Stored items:
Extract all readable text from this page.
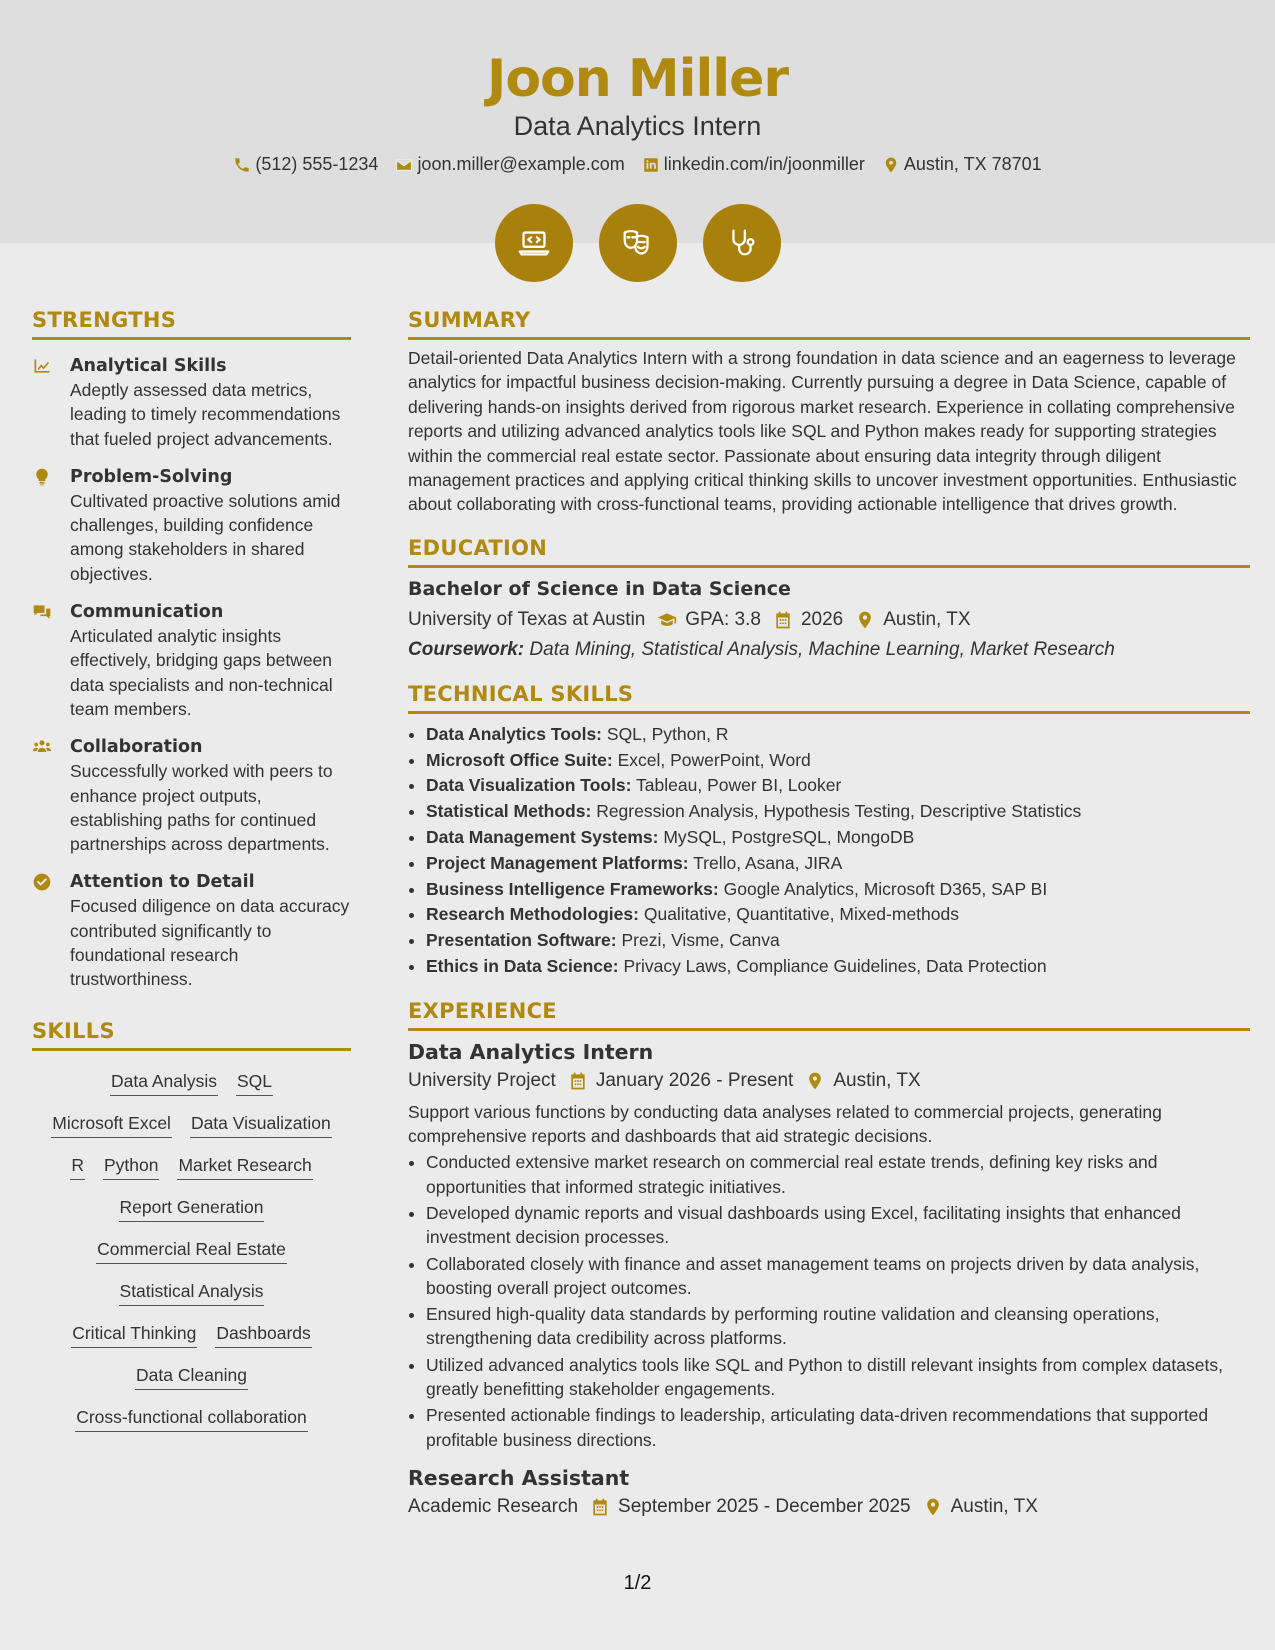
Joon Miller
Data Analytics Intern
(512) 555-1234 joon.miller@example.com linkedin.com/in/joonmiller Austin, TX 78701
STRENGTHS
Analytical Skills
Adeptly assessed data metrics, leading to timely recommendations that fueled project advancements.
Problem-Solving
Cultivated proactive solutions amid challenges, building confidence among stakeholders in shared objectives.
Communication
Articulated analytic insights effectively, bridging gaps between data specialists and non-technical team members.
Collaboration
Successfully worked with peers to enhance project outputs, establishing paths for continued partnerships across departments.
Attention to Detail
Focused diligence on data accuracy contributed significantly to foundational research trustworthiness.
SKILLS
Data Analysis SQL
Microsoft Excel Data Visualization
R Python Market Research
Report Generation
Commercial Real Estate
Statistical Analysis
Critical Thinking Dashboards
Data Cleaning
Cross-functional collaboration
SUMMARY

Detail-oriented Data Analytics Intern with a strong foundation in data science and an eagerness to leverage analytics for impactful business decision-making. Currently pursuing a degree in Data Science, capable of delivering hands-on insights derived from rigorous market research. Experience in collating comprehensive reports and utilizing advanced analytics tools like SQL and Python makes ready for supporting strategies within the commercial real estate sector. Passionate about ensuring data integrity through diligent management practices and applying critical thinking skills to uncover investment opportunities. Enthusiastic about collaborating with cross-functional teams, providing actionable intelligence that drives growth.

EDUCATION
Bachelor of Science in Data Science
University of Texas at Austin GPA: 3.8 2026 Austin, TX
Coursework: Data Mining, Statistical Analysis, Machine Learning, Market Research
TECHNICAL SKILLS
• Data Analytics Tools: SQL, Python, R
• Microsoft Office Suite: Excel, PowerPoint, Word
• Data Visualization Tools: Tableau, Power BI, Looker
• Statistical Methods: Regression Analysis, Hypothesis Testing, Descriptive Statistics
• Data Management Systems: MySQL, PostgreSQL, MongoDB
• Project Management Platforms: Trello, Asana, JIRA
• Business Intelligence Frameworks: Google Analytics, Microsoft D365, SAP BI
• Research Methodologies: Qualitative, Quantitative, Mixed-methods
• Presentation Software: Prezi, Visme, Canva
• Ethics in Data Science: Privacy Laws, Compliance Guidelines, Data Protection
EXPERIENCE
Data Analytics Intern
University Project January 2026 - Present Austin, TX

Support various functions by conducting data analyses related to commercial projects, generating comprehensive reports and dashboards that aid strategic decisions.

• Conducted extensive market research on commercial real estate trends, defining key risks and opportunities that informed strategic initiatives.
• Developed dynamic reports and visual dashboards using Excel, facilitating insights that enhanced investment decision processes.
• Collaborated closely with finance and asset management teams on projects driven by data analysis, boosting overall project outcomes.
• Ensured high-quality data standards by performing routine validation and cleansing operations, strengthening data credibility across platforms.
• Utilized advanced analytics tools like SQL and Python to distill relevant insights from complex datasets, greatly benefitting stakeholder engagements.
• Presented actionable findings to leadership, articulating data-driven recommendations that supported profitable business directions.
Research Assistant
Academic Research September 2025 - December 2025 Austin, TX
1/2
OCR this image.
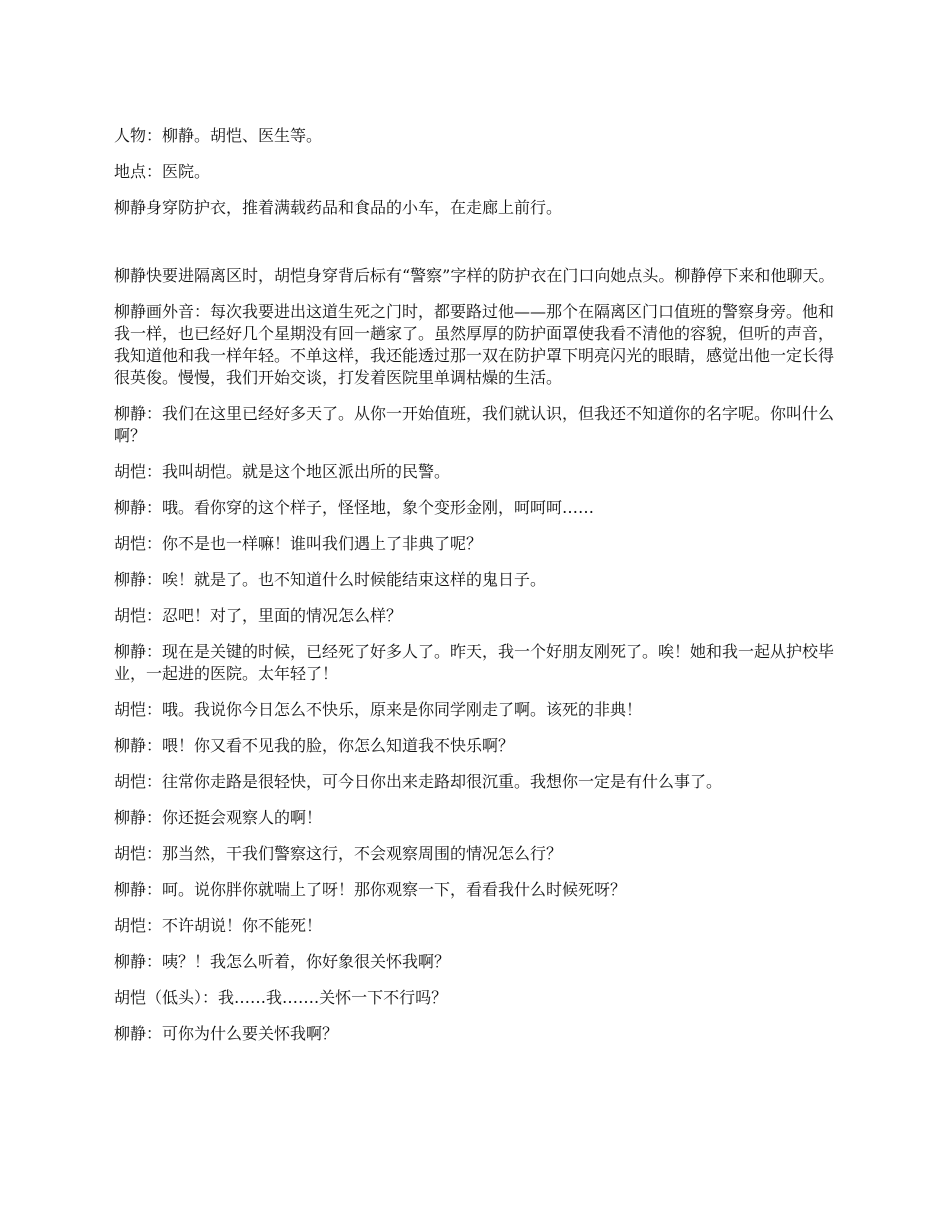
人物：柳静。胡恺、医生等。

地点：医院。

柳静身穿防护衣，推着满载药品和食品的小车，在走廊上前行。

柳静快要进隔离区时，胡恺身穿背后标有“警察”字样的防护衣在门口向她点头。柳静停下来和他聊天。

柳静画外音：每次我要进出这道生死之门时，都要路过他——那个在隔离区门口值班的警察身旁。他和我一样，也已经好几个星期没有回一趟家了。虽然厚厚的防护面罩使我看不清他的容貌，但听的声音，我知道他和我一样年轻。不单这样，我还能透过那一双在防护罩下明亮闪光的眼睛，感觉出他一定长得很英俊。慢慢，我们开始交谈，打发着医院里单调枯燥的生活。

柳静：我们在这里已经好多天了。从你一开始值班，我们就认识，但我还不知道你的名字呢。你叫什么啊？

胡恺：我叫胡恺。就是这个地区派出所的民警。

柳静：哦。看你穿的这个样子，怪怪地，象个变形金刚，呵呵呵……

胡恺：你不是也一样嘛！谁叫我们遇上了非典了呢？

柳静：唉！就是了。也不知道什么时候能结束这样的鬼日子。

胡恺：忍吧！对了，里面的情况怎么样？

柳静：现在是关键的时候，已经死了好多人了。昨天，我一个好朋友刚死了。唉！她和我一起从护校毕业，一起进的医院。太年轻了！

胡恺：哦。我说你今日怎么不快乐，原来是你同学刚走了啊。该死的非典！

柳静：喂！你又看不见我的脸，你怎么知道我不快乐啊？

胡恺：往常你走路是很轻快，可今日你出来走路却很沉重。我想你一定是有什么事了。

柳静：你还挺会观察人的啊！

胡恺：那当然，干我们警察这行，不会观察周围的情况怎么行？

柳静：呵。说你胖你就喘上了呀！那你观察一下，看看我什么时候死呀？

胡恺：不许胡说！你不能死！

柳静：咦？！我怎么听着，你好象很关怀我啊？

胡恺（低头）：我……我…….关怀一下不行吗？

柳静：可你为什么要关怀我啊？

> [AIM OF THE EXERCISE]: Filter the data for the string "functional" and copy every line that has it.

> [SOLUTION]:
Cross-functional collaboration
Detail-oriented Data Analytics Intern with a strong foundation in data science and an eagerness to leverage analytics for impactful business decision-making. Currently pursuing a degree in Data Science, capable of delivering hands-on insights derived from rigorous market research. Experience in collating comprehensive reports and utilizing advanced analytics tools like SQL and Python makes ready for supporting strategies within the commercial real estate sector. Passionate about ensuring data integrity through diligent management practices and applying critical thinking skills to uncover investment opportunities. Enthusiastic about collaborating with cross-functional teams, providing actionable intelligence that drives growth.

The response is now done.